● **Requirements**: Give the listing below again in full, exactly as written.

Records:
..........
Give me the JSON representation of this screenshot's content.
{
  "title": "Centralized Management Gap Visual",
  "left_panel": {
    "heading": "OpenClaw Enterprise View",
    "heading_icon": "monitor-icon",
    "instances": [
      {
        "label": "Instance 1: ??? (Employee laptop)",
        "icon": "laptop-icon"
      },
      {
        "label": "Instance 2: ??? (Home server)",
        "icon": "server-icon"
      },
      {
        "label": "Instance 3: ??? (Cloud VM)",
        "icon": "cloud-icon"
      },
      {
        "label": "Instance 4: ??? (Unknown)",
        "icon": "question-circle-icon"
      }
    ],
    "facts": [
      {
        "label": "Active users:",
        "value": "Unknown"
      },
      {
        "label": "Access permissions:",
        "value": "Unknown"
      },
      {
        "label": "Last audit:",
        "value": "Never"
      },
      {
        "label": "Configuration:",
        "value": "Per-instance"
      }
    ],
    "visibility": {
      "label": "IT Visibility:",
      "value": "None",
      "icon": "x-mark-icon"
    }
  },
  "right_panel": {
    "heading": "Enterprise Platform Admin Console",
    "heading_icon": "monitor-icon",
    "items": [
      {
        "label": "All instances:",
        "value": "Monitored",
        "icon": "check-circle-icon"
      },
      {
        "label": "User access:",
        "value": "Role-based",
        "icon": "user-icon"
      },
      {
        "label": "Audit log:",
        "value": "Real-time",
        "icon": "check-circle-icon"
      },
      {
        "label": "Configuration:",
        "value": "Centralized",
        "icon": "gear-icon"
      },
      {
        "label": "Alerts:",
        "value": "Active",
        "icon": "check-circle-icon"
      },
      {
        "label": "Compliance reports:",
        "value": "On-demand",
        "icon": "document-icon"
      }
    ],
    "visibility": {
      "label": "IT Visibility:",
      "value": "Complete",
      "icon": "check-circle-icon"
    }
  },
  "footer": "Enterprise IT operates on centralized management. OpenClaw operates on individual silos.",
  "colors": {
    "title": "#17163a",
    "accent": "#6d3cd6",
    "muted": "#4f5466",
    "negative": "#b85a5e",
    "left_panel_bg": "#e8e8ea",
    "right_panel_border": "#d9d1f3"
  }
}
..........
● **Final result**:
Give me the JSON representation of this screenshot's content.
{
  "title": "Centralized Management Gap Visual",
  "left_panel": {
    "heading": "OpenClaw Enterprise View",
    "heading_icon": "monitor-icon",
    "instances": [
      {
        "label": "Instance 1: ??? (Employee laptop)",
        "icon": "laptop-icon"
      },
      {
        "label": "Instance 2: ??? (Home server)",
        "icon": "server-icon"
      },
      {
        "label": "Instance 3: ??? (Cloud VM)",
        "icon": "cloud-icon"
      },
      {
        "label": "Instance 4: ??? (Unknown)",
        "icon": "question-circle-icon"
      }
    ],
    "facts": [
      {
        "label": "Active users:",
        "value": "Unknown"
      },
      {
        "label": "Access permissions:",
        "value": "Unknown"
      },
      {
        "label": "Last audit:",
        "value": "Never"
      },
      {
        "label": "Configuration:",
        "value": "Per-instance"
      }
    ],
    "visibility": {
      "label": "IT Visibility:",
      "value": "None",
      "icon": "x-mark-icon"
    }
  },
  "right_panel": {
    "heading": "Enterprise Platform Admin Console",
    "heading_icon": "monitor-icon",
    "items": [
      {
        "label": "All instances:",
        "value": "Monitored",
        "icon": "check-circle-icon"
      },
      {
        "label": "User access:",
        "value": "Role-based",
        "icon": "user-icon"
      },
      {
        "label": "Audit log:",
        "value": "Real-time",
        "icon": "check-circle-icon"
      },
      {
        "label": "Configuration:",
        "value": "Centralized",
        "icon": "gear-icon"
      },
      {
        "label": "Alerts:",
        "value": "Active",
        "icon": "check-circle-icon"
      },
      {
        "label": "Compliance reports:",
        "value": "On-demand",
        "icon": "document-icon"
      }
    ],
    "visibility": {
      "label": "IT Visibility:",
      "value": "Complete",
      "icon": "check-circle-icon"
    }
  },
  "footer": "Enterprise IT operates on centralized management. OpenClaw operates on individual silos.",
  "colors": {
    "title": "#17163a",
    "accent": "#6d3cd6",
    "muted": "#4f5466",
    "negative": "#b85a5e",
    "left_panel_bg": "#e8e8ea",
    "right_panel_border": "#d9d1f3"
  }
}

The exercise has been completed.